--- Extract provided ---
Extremely high temperatures during the World Trade Center destruction, by Steven E. Jones, et.al
This lucid article from January 2008 was a breakthrough in 9/11 research. Establishing the WTC thermite theory on a firm grounding of experimental evidence, it set the stage for a series of scientific articles that were published in multiple journals. In the future, this breakthrough article may be seen as one of the greatest contributions to forensic science.
Obstacles to Persuasion: Lessons from the Classroom, by Mark Vorobej
This December 2008 article is from a professor of philosophy who examined the responses of university students as they were exposed to alternative explanations for 9/11. In a five-week segment of his course on Argumentation Theory, Professor Vorobej was able to lead his students to objectively examine 9/11 from different perspectives while fostering further, constructive debate.
Falsifiability and the NIST WTC Report: A Study in Theoretical Adequacy, by Anonymous and F. Legge
In March 2010, we published this examination of the scientific principle of falsifiability in light of U.S. government reports on the WTC destruction. This often-overlooked article is well constructed and provides detail on why the official reports failed to meet some of the most critical requirements of the scientific method.
Letter on the 11th anniversary of 9/11, by Lorie Van Auken
A series of nine letters was published on the tenth anniversary of 9/11. The letters came from leading researchers, activists, and legal experts around the world. Perhaps the most compelling contribution was that of Lorie Van Auken, whose husband Kenneth was killed in the north tower on 9/11.
--- Supplied records ---
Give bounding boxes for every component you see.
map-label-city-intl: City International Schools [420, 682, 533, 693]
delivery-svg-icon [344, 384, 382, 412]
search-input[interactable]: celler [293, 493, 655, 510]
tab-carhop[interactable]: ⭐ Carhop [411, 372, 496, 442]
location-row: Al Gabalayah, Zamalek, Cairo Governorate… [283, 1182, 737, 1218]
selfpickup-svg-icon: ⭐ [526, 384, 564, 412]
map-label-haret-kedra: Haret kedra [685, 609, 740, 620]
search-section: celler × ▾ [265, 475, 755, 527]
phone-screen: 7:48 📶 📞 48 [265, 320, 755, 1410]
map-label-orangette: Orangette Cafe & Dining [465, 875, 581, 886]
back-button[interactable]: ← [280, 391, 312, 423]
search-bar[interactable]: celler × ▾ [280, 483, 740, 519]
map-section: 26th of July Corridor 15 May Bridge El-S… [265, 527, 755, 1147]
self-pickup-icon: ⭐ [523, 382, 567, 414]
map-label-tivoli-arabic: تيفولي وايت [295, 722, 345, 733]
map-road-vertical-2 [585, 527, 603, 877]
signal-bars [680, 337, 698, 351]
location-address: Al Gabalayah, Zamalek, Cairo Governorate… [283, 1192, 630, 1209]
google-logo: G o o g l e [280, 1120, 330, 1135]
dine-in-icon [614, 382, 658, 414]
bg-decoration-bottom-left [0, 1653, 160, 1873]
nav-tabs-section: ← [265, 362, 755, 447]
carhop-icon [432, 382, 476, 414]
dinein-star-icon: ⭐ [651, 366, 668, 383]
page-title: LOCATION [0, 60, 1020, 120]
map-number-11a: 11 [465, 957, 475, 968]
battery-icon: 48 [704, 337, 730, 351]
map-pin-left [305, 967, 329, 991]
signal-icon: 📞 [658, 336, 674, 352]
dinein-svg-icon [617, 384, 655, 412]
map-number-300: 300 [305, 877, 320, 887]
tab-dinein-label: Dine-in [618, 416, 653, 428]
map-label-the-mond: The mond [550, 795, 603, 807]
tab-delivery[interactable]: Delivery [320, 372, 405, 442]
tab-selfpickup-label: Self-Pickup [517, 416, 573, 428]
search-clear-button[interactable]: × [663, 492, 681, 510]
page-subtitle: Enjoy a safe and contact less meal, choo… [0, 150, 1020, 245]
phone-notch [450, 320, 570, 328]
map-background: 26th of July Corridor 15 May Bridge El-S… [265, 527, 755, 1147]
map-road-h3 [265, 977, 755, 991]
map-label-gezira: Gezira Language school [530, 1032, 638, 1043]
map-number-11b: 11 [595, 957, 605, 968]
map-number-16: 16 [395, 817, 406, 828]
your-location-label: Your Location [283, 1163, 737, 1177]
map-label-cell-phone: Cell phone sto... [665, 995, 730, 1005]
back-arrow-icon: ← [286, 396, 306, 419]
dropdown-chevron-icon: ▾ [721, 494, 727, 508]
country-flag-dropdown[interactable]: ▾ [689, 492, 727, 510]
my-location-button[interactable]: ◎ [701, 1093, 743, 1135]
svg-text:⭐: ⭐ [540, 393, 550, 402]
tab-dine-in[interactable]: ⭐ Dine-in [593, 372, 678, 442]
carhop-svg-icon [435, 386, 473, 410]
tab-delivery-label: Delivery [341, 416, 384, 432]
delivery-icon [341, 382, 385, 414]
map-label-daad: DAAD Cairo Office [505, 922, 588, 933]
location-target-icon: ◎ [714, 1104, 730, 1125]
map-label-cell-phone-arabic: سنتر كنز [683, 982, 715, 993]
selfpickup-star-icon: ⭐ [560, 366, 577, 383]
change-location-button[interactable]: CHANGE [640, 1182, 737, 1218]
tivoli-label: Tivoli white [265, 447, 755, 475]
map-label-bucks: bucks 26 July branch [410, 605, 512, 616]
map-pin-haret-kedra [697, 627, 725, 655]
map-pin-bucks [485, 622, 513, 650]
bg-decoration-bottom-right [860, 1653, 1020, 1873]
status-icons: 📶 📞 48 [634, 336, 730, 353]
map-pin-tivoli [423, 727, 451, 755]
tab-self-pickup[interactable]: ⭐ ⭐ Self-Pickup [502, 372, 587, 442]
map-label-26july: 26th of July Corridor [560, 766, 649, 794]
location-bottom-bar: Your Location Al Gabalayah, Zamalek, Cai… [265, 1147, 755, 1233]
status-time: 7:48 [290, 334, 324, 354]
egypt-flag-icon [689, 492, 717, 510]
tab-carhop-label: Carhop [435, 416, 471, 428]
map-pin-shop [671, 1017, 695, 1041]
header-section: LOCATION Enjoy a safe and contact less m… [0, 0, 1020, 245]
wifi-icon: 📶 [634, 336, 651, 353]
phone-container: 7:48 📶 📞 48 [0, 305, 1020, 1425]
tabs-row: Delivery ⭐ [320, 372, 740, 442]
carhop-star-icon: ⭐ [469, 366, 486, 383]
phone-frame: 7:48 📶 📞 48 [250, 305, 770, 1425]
---
*Directive A:*
In the article summaries, rewrite the paragraph beginning "This December 2008 article" as a shorter bulleted list that keeps its main facts.
*Directive B:*
Transcribe the stretch of the article summaries from "Obstacles to Persuasion: Lessons" through "the scientific method.".

*Answer A:*
- Published in December 2008 by a professor of philosophy, Mark Vorobej
- Examined how university students responded when exposed to alternative explanations for 9/11
- Drew on a five-week segment of his course on Argumentation Theory
- He led students to examine 9/11 objectively from different perspectives while fostering further constructive debate

*Answer B:*
Obstacles to Persuasion: Lessons from the Classroom, by Mark Vorobej
This December 2008 article is from a professor of philosophy who examined the responses of university students as they were exposed to alternative explanations for 9/11. In a five-week segment of his course on Argumentation Theory, Professor Vorobej was able to lead his students to objectively examine 9/11 from different perspectives while fostering further, constructive debate.
Falsifiability and the NIST WTC Report: A Study in Theoretical Adequacy, by Anonymous and F. Legge
In March 2010, we published this examination of the scientific principle of falsifiability in light of U.S. government reports on the WTC destruction. This often-overlooked article is well constructed and provides detail on why the official reports failed to meet some of the most critical requirements of the scientific method.